WRITTEN TASK -
Read the listing below and copy out every line that holds "ancorchè".

INFORMATION SHOWN -
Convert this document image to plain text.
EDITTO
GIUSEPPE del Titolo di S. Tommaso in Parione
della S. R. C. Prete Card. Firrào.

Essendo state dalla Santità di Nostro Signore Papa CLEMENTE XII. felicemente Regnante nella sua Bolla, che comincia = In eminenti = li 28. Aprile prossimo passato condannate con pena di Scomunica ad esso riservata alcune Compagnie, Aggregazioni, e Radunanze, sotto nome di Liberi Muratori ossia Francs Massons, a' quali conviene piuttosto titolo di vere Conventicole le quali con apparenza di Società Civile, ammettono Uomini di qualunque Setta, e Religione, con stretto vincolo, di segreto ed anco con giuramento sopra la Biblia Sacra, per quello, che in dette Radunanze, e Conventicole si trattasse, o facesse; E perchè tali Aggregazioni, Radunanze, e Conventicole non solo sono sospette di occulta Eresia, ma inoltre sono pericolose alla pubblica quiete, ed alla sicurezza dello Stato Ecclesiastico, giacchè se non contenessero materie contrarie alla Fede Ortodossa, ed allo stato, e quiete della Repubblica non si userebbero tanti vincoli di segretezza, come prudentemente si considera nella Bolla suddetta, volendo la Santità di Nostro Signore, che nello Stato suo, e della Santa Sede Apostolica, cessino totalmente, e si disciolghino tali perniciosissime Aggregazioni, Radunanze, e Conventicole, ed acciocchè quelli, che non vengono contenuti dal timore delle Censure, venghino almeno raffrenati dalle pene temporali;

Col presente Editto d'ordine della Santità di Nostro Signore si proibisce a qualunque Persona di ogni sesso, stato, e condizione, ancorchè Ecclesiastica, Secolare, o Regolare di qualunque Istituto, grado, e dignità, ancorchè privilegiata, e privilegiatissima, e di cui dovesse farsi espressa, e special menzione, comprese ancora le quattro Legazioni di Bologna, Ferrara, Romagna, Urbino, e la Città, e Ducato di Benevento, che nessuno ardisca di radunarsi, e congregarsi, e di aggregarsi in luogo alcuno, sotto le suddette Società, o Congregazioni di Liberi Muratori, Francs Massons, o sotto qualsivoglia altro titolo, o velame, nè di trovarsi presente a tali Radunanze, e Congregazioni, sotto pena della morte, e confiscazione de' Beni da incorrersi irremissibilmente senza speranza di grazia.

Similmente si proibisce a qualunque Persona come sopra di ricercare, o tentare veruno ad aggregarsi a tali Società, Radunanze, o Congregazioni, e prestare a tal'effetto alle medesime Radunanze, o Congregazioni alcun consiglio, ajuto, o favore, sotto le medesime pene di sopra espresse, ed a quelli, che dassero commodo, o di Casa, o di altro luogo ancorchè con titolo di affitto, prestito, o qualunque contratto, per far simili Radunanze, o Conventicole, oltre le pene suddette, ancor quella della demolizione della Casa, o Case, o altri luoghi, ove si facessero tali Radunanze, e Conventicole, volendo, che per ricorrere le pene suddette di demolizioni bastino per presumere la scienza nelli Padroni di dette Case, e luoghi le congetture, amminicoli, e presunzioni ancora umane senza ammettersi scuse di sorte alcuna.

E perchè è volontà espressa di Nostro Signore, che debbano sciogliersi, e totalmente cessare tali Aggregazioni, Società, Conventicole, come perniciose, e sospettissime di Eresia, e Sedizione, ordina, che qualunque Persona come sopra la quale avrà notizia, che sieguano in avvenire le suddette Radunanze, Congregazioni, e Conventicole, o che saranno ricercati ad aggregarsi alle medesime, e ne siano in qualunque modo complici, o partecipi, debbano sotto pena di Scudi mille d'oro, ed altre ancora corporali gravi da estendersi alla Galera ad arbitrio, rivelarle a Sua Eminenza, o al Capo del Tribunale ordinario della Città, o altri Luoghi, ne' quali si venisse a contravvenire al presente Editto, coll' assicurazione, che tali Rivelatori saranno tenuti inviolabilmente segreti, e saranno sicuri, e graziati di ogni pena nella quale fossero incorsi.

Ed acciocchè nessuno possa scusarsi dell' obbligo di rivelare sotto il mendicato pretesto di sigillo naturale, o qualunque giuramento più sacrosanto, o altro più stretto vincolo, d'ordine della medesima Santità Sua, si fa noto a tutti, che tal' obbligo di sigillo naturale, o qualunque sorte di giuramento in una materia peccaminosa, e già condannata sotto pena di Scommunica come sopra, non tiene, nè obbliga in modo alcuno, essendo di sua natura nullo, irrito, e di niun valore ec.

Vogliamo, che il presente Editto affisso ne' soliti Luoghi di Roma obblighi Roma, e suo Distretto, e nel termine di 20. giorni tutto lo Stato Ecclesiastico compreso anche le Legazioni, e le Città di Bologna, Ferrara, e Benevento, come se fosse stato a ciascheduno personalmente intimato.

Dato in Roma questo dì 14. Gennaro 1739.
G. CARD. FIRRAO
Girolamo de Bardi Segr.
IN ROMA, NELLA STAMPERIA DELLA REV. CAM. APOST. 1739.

SOLUTION FOR THIS PROBLEM -
Col presente Editto d'ordine della Santità di Nostro Signore si proibisce a qualunque Persona di ogni sesso, stato, e condizione, ancorchè Ecclesiastica, Secolare, o Regolare di qualunque Istituto, grado, e dignità, ancorchè privilegiata, e privilegiatissima, e di cui dovesse farsi espressa, e special menzione, comprese ancora le quattro Legazioni di Bologna, Ferrara, Romagna, Urbino, e la Città, e Ducato di Benevento, che nessuno ardisca di radunarsi, e congregarsi, e di aggregarsi in luogo alcuno, sotto le suddette Società, o Congregazioni di Liberi Muratori, Francs Massons, o sotto qualsivoglia altro titolo, o velame, nè di trovarsi presente a tali Radunanze, e Congregazioni, sotto pena della morte, e confiscazione de' Beni da incorrersi irremissibilmente senza speranza di grazia.
Similmente si proibisce a qualunque Persona come sopra di ricercare, o tentare veruno ad aggregarsi a tali Società, Radunanze, o Congregazioni, e prestare a tal'effetto alle medesime Radunanze, o Congregazioni alcun consiglio, ajuto, o favore, sotto le medesime pene di sopra espresse, ed a quelli, che dassero commodo, o di Casa, o di altro luogo ancorchè con titolo di affitto, prestito, o qualunque contratto, per far simili Radunanze, o Conventicole, oltre le pene suddette, ancor quella della demolizione della Casa, o Case, o altri luoghi, ove si facessero tali Radunanze, e Conventicole, volendo, che per ricorrere le pene suddette di demolizioni bastino per presumere la scienza nelli Padroni di dette Case, e luoghi le congetture, amminicoli, e presunzioni ancora umane senza ammettersi scuse di sorte alcuna.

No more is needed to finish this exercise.